[Extracts from a graphics dataset]
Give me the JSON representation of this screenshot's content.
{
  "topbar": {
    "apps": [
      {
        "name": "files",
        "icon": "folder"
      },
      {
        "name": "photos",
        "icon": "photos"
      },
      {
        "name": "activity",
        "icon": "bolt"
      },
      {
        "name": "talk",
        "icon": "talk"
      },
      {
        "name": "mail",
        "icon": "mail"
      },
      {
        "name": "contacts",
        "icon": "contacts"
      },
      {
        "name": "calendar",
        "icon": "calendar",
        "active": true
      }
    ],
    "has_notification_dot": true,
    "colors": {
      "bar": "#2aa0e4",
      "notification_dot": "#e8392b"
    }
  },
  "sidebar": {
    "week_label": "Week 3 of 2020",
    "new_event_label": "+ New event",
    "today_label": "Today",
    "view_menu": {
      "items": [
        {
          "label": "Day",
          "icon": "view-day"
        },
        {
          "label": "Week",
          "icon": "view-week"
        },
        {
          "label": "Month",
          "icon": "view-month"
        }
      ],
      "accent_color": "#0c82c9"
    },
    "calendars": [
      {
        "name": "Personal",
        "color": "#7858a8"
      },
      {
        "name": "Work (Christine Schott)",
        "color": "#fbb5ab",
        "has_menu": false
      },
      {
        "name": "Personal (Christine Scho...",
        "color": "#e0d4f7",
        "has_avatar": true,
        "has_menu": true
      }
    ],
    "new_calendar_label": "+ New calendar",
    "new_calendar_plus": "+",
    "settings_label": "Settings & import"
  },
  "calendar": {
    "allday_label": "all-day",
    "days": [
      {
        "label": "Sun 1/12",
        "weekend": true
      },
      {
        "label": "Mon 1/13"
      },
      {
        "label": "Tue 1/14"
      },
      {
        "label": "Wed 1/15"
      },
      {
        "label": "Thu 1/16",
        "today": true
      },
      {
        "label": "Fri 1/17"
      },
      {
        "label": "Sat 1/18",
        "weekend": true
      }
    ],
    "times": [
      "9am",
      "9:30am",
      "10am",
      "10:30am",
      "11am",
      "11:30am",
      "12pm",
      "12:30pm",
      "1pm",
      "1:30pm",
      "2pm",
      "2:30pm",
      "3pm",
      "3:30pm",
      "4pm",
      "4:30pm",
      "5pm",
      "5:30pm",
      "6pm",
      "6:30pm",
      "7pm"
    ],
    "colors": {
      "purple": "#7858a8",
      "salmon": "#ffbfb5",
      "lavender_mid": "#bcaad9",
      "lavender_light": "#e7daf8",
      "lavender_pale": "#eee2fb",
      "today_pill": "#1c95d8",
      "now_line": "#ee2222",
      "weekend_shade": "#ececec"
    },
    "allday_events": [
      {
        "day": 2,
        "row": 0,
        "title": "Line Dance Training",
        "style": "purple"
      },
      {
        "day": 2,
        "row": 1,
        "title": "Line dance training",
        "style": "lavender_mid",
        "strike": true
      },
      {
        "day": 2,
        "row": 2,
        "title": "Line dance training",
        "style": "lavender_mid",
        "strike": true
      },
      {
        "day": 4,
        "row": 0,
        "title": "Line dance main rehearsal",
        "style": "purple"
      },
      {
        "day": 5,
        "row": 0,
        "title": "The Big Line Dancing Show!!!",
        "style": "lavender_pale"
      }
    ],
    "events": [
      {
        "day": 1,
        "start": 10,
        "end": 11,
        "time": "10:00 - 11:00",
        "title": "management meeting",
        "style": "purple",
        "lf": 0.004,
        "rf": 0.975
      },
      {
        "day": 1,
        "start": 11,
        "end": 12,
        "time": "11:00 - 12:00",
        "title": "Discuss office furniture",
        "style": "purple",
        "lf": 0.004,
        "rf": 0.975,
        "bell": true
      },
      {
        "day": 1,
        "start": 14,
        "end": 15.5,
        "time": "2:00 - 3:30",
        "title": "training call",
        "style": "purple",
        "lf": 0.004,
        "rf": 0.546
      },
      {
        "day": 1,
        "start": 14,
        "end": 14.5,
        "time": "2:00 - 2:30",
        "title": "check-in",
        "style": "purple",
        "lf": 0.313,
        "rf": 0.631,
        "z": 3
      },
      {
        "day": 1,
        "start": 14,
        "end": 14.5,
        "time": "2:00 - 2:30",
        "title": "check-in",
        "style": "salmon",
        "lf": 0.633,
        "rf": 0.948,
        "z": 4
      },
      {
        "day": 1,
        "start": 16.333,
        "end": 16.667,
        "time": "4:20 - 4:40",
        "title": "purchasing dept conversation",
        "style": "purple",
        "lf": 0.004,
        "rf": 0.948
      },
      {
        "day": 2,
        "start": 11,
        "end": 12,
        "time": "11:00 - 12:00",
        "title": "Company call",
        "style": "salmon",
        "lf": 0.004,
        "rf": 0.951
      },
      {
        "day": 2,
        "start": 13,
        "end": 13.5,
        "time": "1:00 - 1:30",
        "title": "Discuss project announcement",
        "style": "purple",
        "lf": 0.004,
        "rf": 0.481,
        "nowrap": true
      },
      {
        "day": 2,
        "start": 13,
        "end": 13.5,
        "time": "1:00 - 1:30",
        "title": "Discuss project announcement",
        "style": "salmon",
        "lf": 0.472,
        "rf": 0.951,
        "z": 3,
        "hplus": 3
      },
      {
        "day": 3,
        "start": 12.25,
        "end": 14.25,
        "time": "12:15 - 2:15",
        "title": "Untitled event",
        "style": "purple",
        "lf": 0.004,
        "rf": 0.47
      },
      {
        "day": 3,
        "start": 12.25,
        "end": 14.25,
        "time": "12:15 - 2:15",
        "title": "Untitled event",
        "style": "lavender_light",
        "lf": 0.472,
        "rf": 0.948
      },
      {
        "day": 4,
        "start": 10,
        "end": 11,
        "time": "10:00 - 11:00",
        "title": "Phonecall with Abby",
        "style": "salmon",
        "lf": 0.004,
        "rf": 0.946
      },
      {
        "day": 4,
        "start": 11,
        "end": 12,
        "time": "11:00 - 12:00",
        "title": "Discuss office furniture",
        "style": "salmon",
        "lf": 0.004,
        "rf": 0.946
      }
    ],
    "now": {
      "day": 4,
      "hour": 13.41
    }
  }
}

▸ Problem to solve
Write all of the records out again exactly.

▸ Exercise answer
Give me the JSON representation of this screenshot's content.
{
  "topbar": {
    "apps": [
      {
        "name": "files",
        "icon": "folder"
      },
      {
        "name": "photos",
        "icon": "photos"
      },
      {
        "name": "activity",
        "icon": "bolt"
      },
      {
        "name": "talk",
        "icon": "talk"
      },
      {
        "name": "mail",
        "icon": "mail"
      },
      {
        "name": "contacts",
        "icon": "contacts"
      },
      {
        "name": "calendar",
        "icon": "calendar",
        "active": true
      }
    ],
    "has_notification_dot": true,
    "colors": {
      "bar": "#2aa0e4",
      "notification_dot": "#e8392b"
    }
  },
  "sidebar": {
    "week_label": "Week 3 of 2020",
    "new_event_label": "+ New event",
    "today_label": "Today",
    "view_menu": {
      "items": [
        {
          "label": "Day",
          "icon": "view-day"
        },
        {
          "label": "Week",
          "icon": "view-week"
        },
        {
          "label": "Month",
          "icon": "view-month"
        }
      ],
      "accent_color": "#0c82c9"
    },
    "calendars": [
      {
        "name": "Personal",
        "color": "#7858a8"
      },
      {
        "name": "Work (Christine Schott)",
        "color": "#fbb5ab",
        "has_menu": false
      },
      {
        "name": "Personal (Christine Scho...",
        "color": "#e0d4f7",
        "has_avatar": true,
        "has_menu": true
      }
    ],
    "new_calendar_label": "+ New calendar",
    "new_calendar_plus": "+",
    "settings_label": "Settings & import"
  },
  "calendar": {
    "allday_label": "all-day",
    "days": [
      {
        "label": "Sun 1/12",
        "weekend": true
      },
      {
        "label": "Mon 1/13"
      },
      {
        "label": "Tue 1/14"
      },
      {
        "label": "Wed 1/15"
      },
      {
        "label": "Thu 1/16",
        "today": true
      },
      {
        "label": "Fri 1/17"
      },
      {
        "label": "Sat 1/18",
        "weekend": true
      }
    ],
    "times": [
      "9am",
      "9:30am",
      "10am",
      "10:30am",
      "11am",
      "11:30am",
      "12pm",
      "12:30pm",
      "1pm",
      "1:30pm",
      "2pm",
      "2:30pm",
      "3pm",
      "3:30pm",
      "4pm",
      "4:30pm",
      "5pm",
      "5:30pm",
      "6pm",
      "6:30pm",
      "7pm"
    ],
    "colors": {
      "purple": "#7858a8",
      "salmon": "#ffbfb5",
      "lavender_mid": "#bcaad9",
      "lavender_light": "#e7daf8",
      "lavender_pale": "#eee2fb",
      "today_pill": "#1c95d8",
      "now_line": "#ee2222",
      "weekend_shade": "#ececec"
    },
    "allday_events": [
      {
        "day": 2,
        "row": 0,
        "title": "Line Dance Training",
        "style": "purple"
      },
      {
        "day": 2,
        "row": 1,
        "title": "Line dance training",
        "style": "lavender_mid",
        "strike": true
      },
      {
        "day": 2,
        "row": 2,
        "title": "Line dance training",
        "style": "lavender_mid",
        "strike": true
      },
      {
        "day": 4,
        "row": 0,
        "title": "Line dance main rehearsal",
        "style": "purple"
      },
      {
        "day": 5,
        "row": 0,
        "title": "The Big Line Dancing Show!!!",
        "style": "lavender_pale"
      }
    ],
    "events": [
      {
        "day": 1,
        "start": 10,
        "end": 11,
        "time": "10:00 - 11:00",
        "title": "management meeting",
        "style": "purple",
        "lf": 0.004,
        "rf": 0.975
      },
      {
        "day": 1,
        "start": 11,
        "end": 12,
        "time": "11:00 - 12:00",
        "title": "Discuss office furniture",
        "style": "purple",
        "lf": 0.004,
        "rf": 0.975,
        "bell": true
      },
      {
        "day": 1,
        "start": 14,
        "end": 15.5,
        "time": "2:00 - 3:30",
        "title": "training call",
        "style": "purple",
        "lf": 0.004,
        "rf": 0.546
      },
      {
        "day": 1,
        "start": 14,
        "end": 14.5,
        "time": "2:00 - 2:30",
        "title": "check-in",
        "style": "purple",
        "lf": 0.313,
        "rf": 0.631,
        "z": 3
      },
      {
        "day": 1,
        "start": 14,
        "end": 14.5,
        "time": "2:00 - 2:30",
        "title": "check-in",
        "style": "salmon",
        "lf": 0.633,
        "rf": 0.948,
        "z": 4
      },
      {
        "day": 1,
        "start": 16.333,
        "end": 16.667,
        "time": "4:20 - 4:40",
        "title": "purchasing dept conversation",
        "style": "purple",
        "lf": 0.004,
        "rf": 0.948
      },
      {
        "day": 2,
        "start": 11,
        "end": 12,
        "time": "11:00 - 12:00",
        "title": "Company call",
        "style": "salmon",
        "lf": 0.004,
        "rf": 0.951
      },
      {
        "day": 2,
        "start": 13,
        "end": 13.5,
        "time": "1:00 - 1:30",
        "title": "Discuss project announcement",
        "style": "purple",
        "lf": 0.004,
        "rf": 0.481,
        "nowrap": true
      },
      {
        "day": 2,
        "start": 13,
        "end": 13.5,
        "time": "1:00 - 1:30",
        "title": "Discuss project announcement",
        "style": "salmon",
        "lf": 0.472,
        "rf": 0.951,
        "z": 3,
        "hplus": 3
      },
      {
        "day": 3,
        "start": 12.25,
        "end": 14.25,
        "time": "12:15 - 2:15",
        "title": "Untitled event",
        "style": "purple",
        "lf": 0.004,
        "rf": 0.47
      },
      {
        "day": 3,
        "start": 12.25,
        "end": 14.25,
        "time": "12:15 - 2:15",
        "title": "Untitled event",
        "style": "lavender_light",
        "lf": 0.472,
        "rf": 0.948
      },
      {
        "day": 4,
        "start": 10,
        "end": 11,
        "time": "10:00 - 11:00",
        "title": "Phonecall with Abby",
        "style": "salmon",
        "lf": 0.004,
        "rf": 0.946
      },
      {
        "day": 4,
        "start": 11,
        "end": 12,
        "time": "11:00 - 12:00",
        "title": "Discuss office furniture",
        "style": "salmon",
        "lf": 0.004,
        "rf": 0.946
      }
    ],
    "now": {
      "day": 4,
      "hour": 13.41
    }
  }
}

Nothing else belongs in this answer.